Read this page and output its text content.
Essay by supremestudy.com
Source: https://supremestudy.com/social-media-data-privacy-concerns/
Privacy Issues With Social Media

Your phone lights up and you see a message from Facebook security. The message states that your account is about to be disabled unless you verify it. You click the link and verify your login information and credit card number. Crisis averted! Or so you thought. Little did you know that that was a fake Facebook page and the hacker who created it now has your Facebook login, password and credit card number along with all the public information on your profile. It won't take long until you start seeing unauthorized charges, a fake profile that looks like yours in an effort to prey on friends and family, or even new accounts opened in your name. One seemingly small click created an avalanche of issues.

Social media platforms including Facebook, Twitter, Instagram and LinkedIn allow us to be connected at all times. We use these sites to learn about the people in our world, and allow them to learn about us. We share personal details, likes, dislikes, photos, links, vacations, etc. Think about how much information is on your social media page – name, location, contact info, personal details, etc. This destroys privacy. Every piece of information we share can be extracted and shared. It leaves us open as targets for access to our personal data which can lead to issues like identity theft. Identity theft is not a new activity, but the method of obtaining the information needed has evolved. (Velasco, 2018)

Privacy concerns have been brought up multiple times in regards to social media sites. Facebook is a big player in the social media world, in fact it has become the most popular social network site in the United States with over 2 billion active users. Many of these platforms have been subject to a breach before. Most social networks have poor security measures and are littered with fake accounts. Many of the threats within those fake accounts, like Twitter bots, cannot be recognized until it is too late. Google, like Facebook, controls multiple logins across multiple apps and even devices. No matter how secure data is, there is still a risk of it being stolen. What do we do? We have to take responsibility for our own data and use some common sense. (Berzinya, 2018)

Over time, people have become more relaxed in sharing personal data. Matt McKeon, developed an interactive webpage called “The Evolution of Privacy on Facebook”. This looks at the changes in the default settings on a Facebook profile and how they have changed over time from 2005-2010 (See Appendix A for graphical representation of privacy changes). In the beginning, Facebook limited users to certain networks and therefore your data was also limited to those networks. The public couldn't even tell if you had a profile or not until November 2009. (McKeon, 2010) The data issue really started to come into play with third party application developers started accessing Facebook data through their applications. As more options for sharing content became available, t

◆ GOAL:
Determine the number of lines in the records that include the string "supremestudy", and respond with that number only.

◆ SOLUTION TO THIS TASK:
2